● REQUIREMENT: Without the pictures, set down every line of the data exactly.

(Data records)
◆ ◆ ◆ ◆
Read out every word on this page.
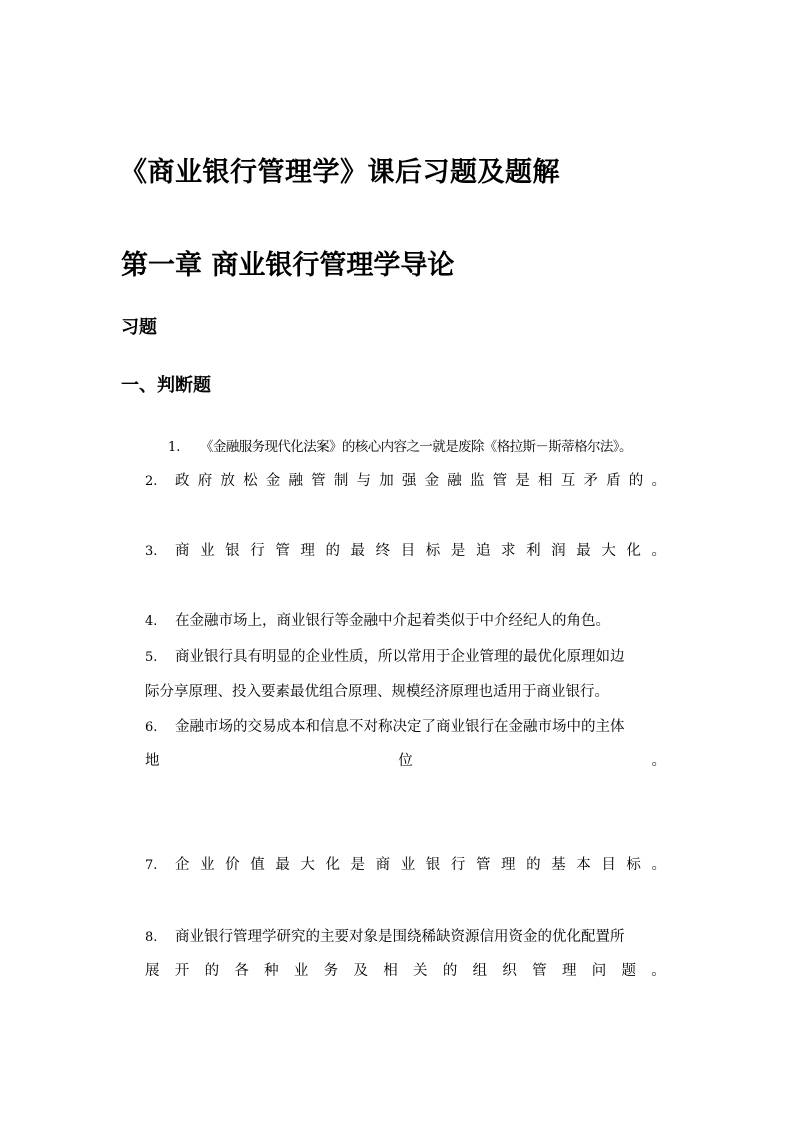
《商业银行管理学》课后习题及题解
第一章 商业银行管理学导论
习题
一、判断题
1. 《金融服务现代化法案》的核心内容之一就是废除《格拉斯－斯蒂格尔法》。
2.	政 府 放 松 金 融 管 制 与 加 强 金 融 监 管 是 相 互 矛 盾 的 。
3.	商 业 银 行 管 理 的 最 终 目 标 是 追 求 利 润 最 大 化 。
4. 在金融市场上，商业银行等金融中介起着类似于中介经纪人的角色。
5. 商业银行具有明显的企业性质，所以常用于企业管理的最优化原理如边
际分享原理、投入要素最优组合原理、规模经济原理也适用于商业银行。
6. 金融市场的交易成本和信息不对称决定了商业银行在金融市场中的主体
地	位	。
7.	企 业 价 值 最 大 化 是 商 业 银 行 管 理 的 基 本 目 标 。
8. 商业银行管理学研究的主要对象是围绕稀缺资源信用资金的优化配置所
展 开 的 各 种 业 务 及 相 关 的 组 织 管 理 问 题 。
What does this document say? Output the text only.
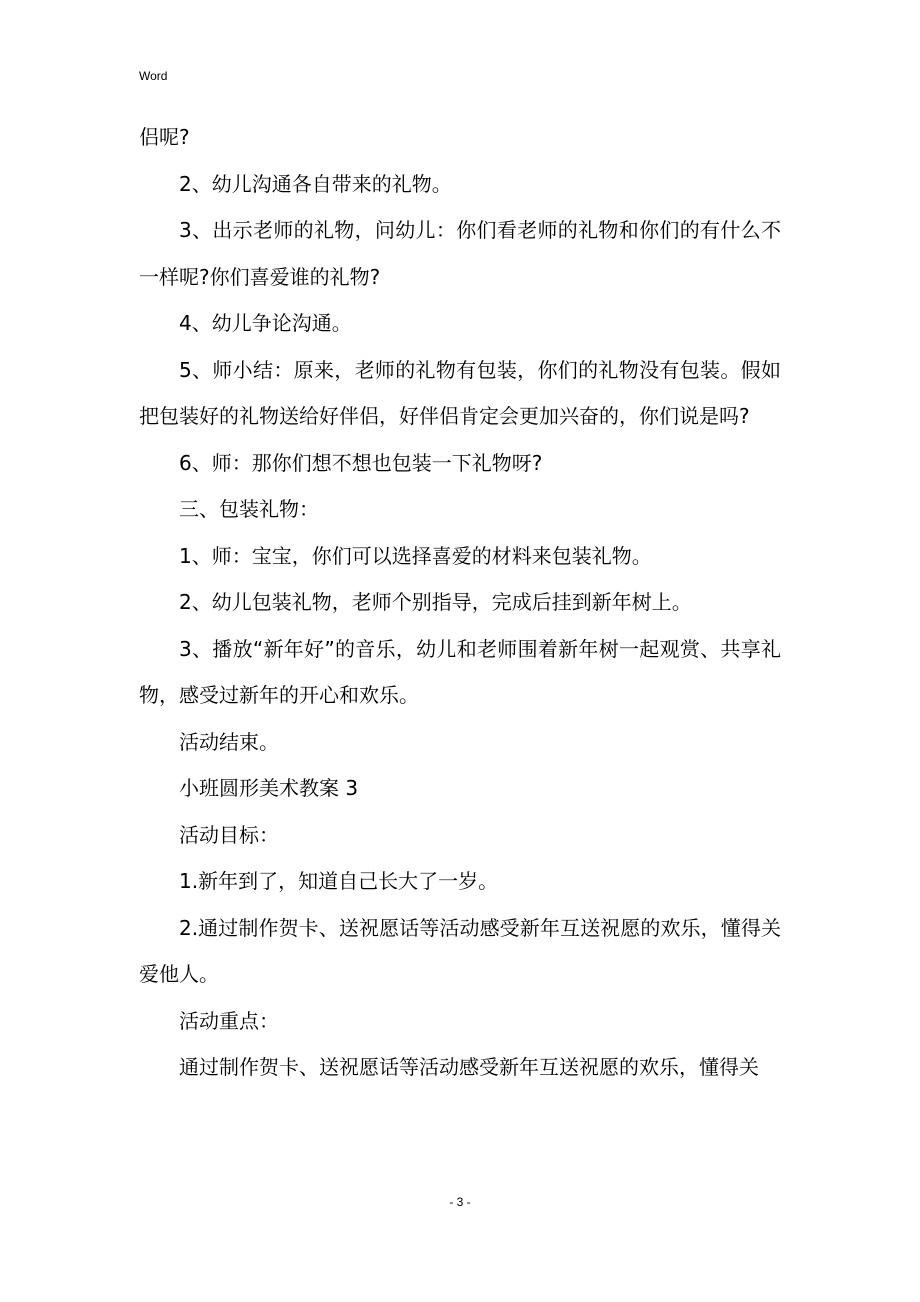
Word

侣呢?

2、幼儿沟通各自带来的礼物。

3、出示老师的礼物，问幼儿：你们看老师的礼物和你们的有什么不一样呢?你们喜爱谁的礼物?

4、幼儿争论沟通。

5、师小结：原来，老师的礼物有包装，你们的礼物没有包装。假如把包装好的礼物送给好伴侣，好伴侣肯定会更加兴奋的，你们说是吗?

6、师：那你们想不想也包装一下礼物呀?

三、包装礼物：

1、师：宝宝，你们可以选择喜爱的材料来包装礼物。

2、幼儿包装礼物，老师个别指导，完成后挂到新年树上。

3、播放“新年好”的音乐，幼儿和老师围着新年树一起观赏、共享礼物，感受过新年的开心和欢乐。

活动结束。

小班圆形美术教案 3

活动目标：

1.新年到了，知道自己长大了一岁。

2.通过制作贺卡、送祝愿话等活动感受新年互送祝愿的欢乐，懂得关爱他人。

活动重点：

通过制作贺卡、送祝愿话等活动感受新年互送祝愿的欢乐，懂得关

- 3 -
◆ ◆ ◆ ◆
● TASK RESPONSE:
Read out every word on this page.
《商业银行管理学》课后习题及题解
第一章 商业银行管理学导论
习题
一、判断题
1. 《金融服务现代化法案》的核心内容之一就是废除《格拉斯－斯蒂格尔法》。
2.	政 府 放 松 金 融 管 制 与 加 强 金 融 监 管 是 相 互 矛 盾 的 。
3.	商 业 银 行 管 理 的 最 终 目 标 是 追 求 利 润 最 大 化 。
4. 在金融市场上，商业银行等金融中介起着类似于中介经纪人的角色。
5. 商业银行具有明显的企业性质，所以常用于企业管理的最优化原理如边
际分享原理、投入要素最优组合原理、规模经济原理也适用于商业银行。
6. 金融市场的交易成本和信息不对称决定了商业银行在金融市场中的主体
地	位	。
7.	企 业 价 值 最 大 化 是 商 业 银 行 管 理 的 基 本 目 标 。
8. 商业银行管理学研究的主要对象是围绕稀缺资源信用资金的优化配置所
展 开 的 各 种 业 务 及 相 关 的 组 织 管 理 问 题 。
What does this document say? Output the text only.
Word

侣呢?

2、幼儿沟通各自带来的礼物。

3、出示老师的礼物，问幼儿：你们看老师的礼物和你们的有什么不一样呢?你们喜爱谁的礼物?

4、幼儿争论沟通。

5、师小结：原来，老师的礼物有包装，你们的礼物没有包装。假如把包装好的礼物送给好伴侣，好伴侣肯定会更加兴奋的，你们说是吗?

6、师：那你们想不想也包装一下礼物呀?

三、包装礼物：

1、师：宝宝，你们可以选择喜爱的材料来包装礼物。

2、幼儿包装礼物，老师个别指导，完成后挂到新年树上。

3、播放“新年好”的音乐，幼儿和老师围着新年树一起观赏、共享礼物，感受过新年的开心和欢乐。

活动结束。

小班圆形美术教案 3

活动目标：

1.新年到了，知道自己长大了一岁。

2.通过制作贺卡、送祝愿话等活动感受新年互送祝愿的欢乐，懂得关爱他人。

活动重点：

通过制作贺卡、送祝愿话等活动感受新年互送祝愿的欢乐，懂得关

- 3 -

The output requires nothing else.